[Data entries]
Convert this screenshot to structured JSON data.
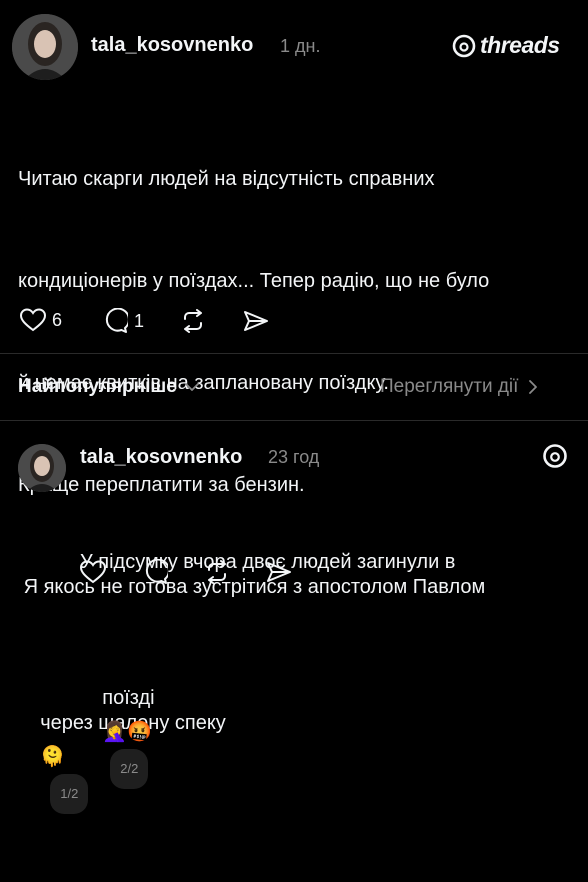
{
  "post1": {
    "username": "tala_kosovnenko",
    "time": "1 дн.",
    "brand": "threads",
    "lines": [
      "Читаю скарги людей на відсутність справних",
      "кондиціонерів у поїздах... Тепер радію, що не було",
      "й немає квитків на заплановану поїздку.",
      "Краще переплатити за бензин.",
      " Я якось не готова зустрітися з апостолом Павлом",
      "через шалену спеку"
    ],
    "emoji": "🫠",
    "page_indicator": "1/2",
    "likes": "6",
    "replies": "1"
  },
  "sort": {
    "label": "Найпопулярніше",
    "view_activity": "Переглянути дії"
  },
  "post2": {
    "username": "tala_kosovnenko",
    "time": "23 год",
    "lines": [
      "У підсумку вчора двоє людей загинули в",
      "поїзді"
    ],
    "emoji": "🤦‍♀️🤬",
    "page_indicator": "2/2"
  }
}
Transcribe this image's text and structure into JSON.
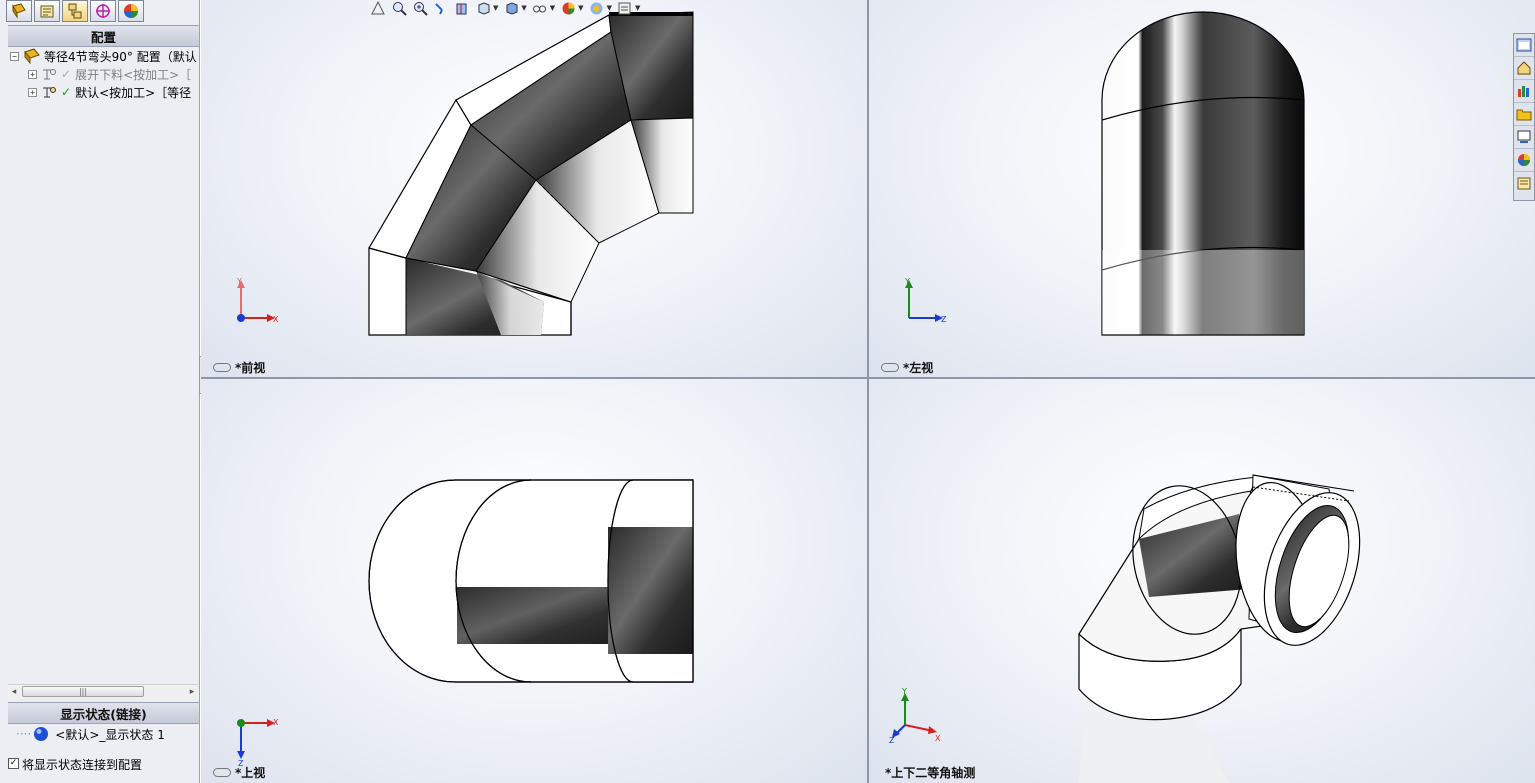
{
  "feature_manager": {
    "tabs": [
      "feature-manager-tab",
      "property-manager-tab",
      "configuration-manager-tab",
      "dimxpert-tab",
      "display-manager-tab"
    ],
    "config_header": "配置",
    "tree": [
      {
        "label": "等径4节弯头90° 配置（默认",
        "expander": "−"
      },
      {
        "label": "展开下料<按加工>［",
        "expander": "+"
      },
      {
        "label": "默认<按加工>［等径",
        "expander": "+"
      }
    ],
    "display_state_header": "显示状态(链接)",
    "display_state_item": "<默认>_显示状态 1",
    "link_checkbox_label": "将显示状态连接到配置",
    "link_checkbox_checked": true
  },
  "viewports": {
    "front": {
      "label": "*前视",
      "axis": [
        "Y",
        "X"
      ]
    },
    "left": {
      "label": "*左视",
      "axis": [
        "Y",
        "Z"
      ]
    },
    "top": {
      "label": "*上视",
      "axis": [
        "X",
        "Z"
      ]
    },
    "iso": {
      "label": "*上下二等角轴测",
      "axis": [
        "Y",
        "X",
        "Z"
      ]
    }
  },
  "heads_up_toolbar": [
    "view-orientation-icon",
    "zoom-to-fit-icon",
    "zoom-to-area-icon",
    "previous-view-icon",
    "section-view-icon",
    "view-orientation-dropdown-icon",
    "display-style-icon",
    "hide-show-items-icon",
    "edit-appearance-icon",
    "apply-scene-icon",
    "view-settings-icon"
  ],
  "task_pane": [
    "solidworks-resources-icon",
    "home-icon",
    "design-library-icon",
    "file-explorer-icon",
    "view-palette-icon",
    "appearances-icon",
    "custom-properties-icon"
  ],
  "colors": {
    "x_axis": "#d42020",
    "y_axis": "#1a8a1a",
    "z_axis": "#1a3ad0",
    "panel": "#eceef4"
  }
}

_Work required_
Look over the material above and show each line where "людей" appears.

_The result_
      "Читаю скарги людей на відсутність справних",
      "У підсумку вчора двоє людей загинули в",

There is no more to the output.